**Stated goal**
Lift out all lines below that contain "江苏优化版".

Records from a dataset
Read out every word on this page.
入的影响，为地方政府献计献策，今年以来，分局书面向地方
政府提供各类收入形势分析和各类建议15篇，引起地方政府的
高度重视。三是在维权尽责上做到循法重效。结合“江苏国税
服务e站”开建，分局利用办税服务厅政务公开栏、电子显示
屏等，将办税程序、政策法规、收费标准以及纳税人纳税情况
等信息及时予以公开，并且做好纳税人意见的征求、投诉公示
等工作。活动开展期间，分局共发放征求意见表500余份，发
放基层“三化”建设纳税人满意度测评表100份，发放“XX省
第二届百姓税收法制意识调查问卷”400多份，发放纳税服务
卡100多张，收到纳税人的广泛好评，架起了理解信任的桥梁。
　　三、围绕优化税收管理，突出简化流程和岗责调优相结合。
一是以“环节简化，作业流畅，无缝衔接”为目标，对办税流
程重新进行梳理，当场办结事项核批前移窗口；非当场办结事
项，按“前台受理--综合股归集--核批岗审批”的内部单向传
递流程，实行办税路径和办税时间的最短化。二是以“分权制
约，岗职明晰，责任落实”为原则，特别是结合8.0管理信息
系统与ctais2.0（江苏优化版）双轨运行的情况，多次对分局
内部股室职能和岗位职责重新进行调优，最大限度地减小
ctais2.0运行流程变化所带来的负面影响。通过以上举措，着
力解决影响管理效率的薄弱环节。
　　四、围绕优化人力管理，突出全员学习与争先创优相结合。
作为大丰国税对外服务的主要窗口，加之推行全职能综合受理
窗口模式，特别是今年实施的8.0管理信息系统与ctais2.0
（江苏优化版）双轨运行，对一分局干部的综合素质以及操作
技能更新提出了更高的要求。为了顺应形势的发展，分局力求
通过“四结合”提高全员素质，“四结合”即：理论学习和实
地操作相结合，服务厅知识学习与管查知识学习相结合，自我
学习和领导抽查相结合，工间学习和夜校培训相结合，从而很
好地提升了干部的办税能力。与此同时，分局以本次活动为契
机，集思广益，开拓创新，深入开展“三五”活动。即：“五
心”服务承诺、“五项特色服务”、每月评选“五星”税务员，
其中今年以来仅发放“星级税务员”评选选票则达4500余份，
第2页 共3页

**Exercise solution**
系统与ctais2.0（江苏优化版）双轨运行的情况，多次对分局
（江苏优化版）双轨运行，对一分局干部的综合素质以及操作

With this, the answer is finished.